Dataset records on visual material
»»

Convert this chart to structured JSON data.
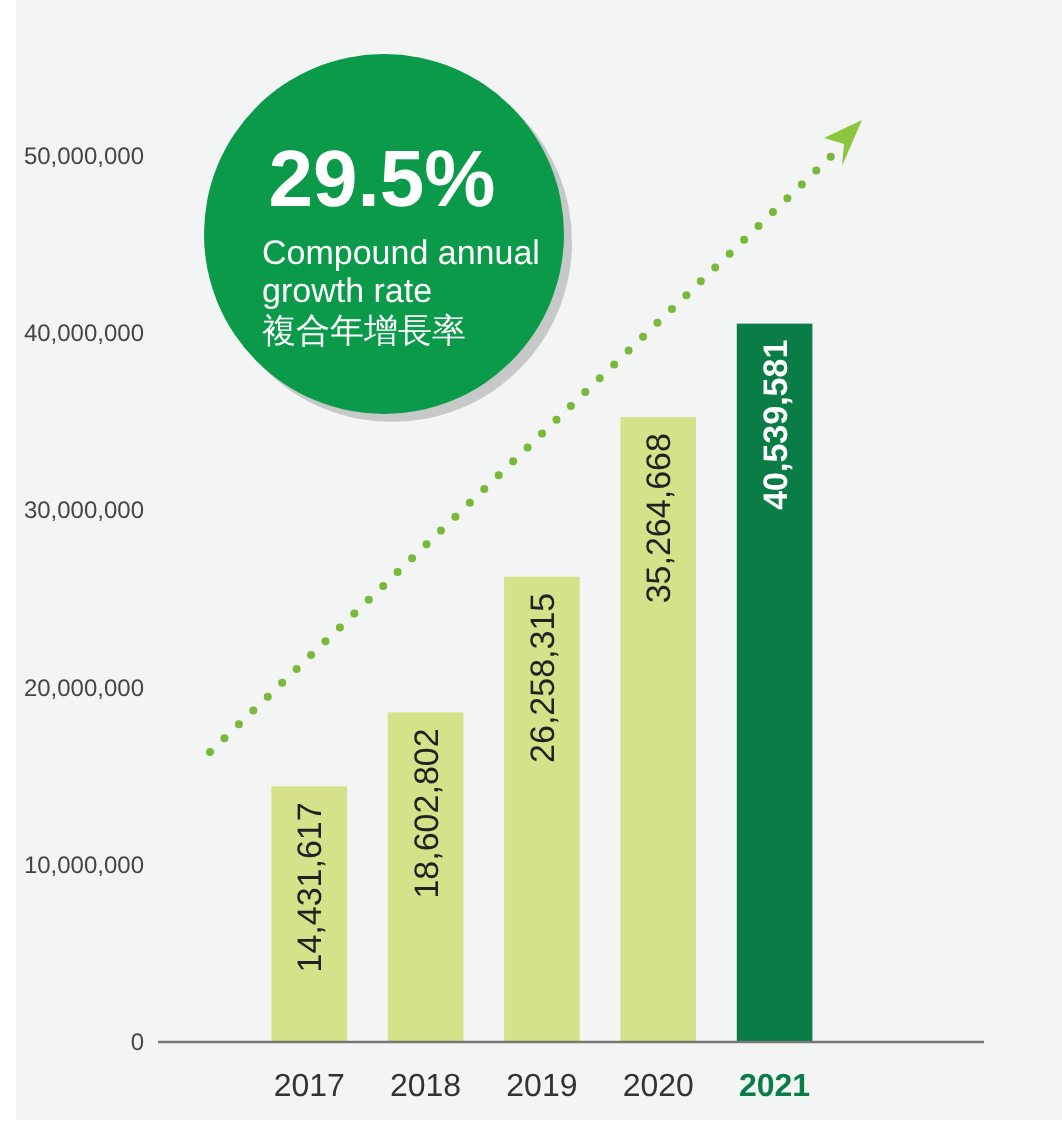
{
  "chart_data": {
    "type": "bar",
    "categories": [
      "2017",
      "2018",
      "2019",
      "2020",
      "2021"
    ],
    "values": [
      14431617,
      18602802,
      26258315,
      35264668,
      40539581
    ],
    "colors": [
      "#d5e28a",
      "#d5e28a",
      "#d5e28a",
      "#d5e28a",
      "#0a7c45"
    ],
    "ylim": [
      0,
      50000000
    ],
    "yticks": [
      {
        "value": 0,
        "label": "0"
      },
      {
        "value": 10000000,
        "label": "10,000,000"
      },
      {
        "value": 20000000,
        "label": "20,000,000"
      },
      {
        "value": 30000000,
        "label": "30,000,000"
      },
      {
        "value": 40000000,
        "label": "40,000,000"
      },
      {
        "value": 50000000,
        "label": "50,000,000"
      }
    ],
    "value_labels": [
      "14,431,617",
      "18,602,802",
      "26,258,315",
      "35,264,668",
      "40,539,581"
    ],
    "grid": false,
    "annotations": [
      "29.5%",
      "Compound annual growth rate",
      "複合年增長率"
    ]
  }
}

««

» **Request**: Without the pictures, print the records in full, exactly as they appear.

» **Reply to the task**:
Convert this chart to structured JSON data.
{
  "chart_data": {
    "type": "bar",
    "categories": [
      "2017",
      "2018",
      "2019",
      "2020",
      "2021"
    ],
    "values": [
      14431617,
      18602802,
      26258315,
      35264668,
      40539581
    ],
    "colors": [
      "#d5e28a",
      "#d5e28a",
      "#d5e28a",
      "#d5e28a",
      "#0a7c45"
    ],
    "ylim": [
      0,
      50000000
    ],
    "yticks": [
      {
        "value": 0,
        "label": "0"
      },
      {
        "value": 10000000,
        "label": "10,000,000"
      },
      {
        "value": 20000000,
        "label": "20,000,000"
      },
      {
        "value": 30000000,
        "label": "30,000,000"
      },
      {
        "value": 40000000,
        "label": "40,000,000"
      },
      {
        "value": 50000000,
        "label": "50,000,000"
      }
    ],
    "value_labels": [
      "14,431,617",
      "18,602,802",
      "26,258,315",
      "35,264,668",
      "40,539,581"
    ],
    "grid": false,
    "annotations": [
      "29.5%",
      "Compound annual growth rate",
      "複合年增長率"
    ]
  }
}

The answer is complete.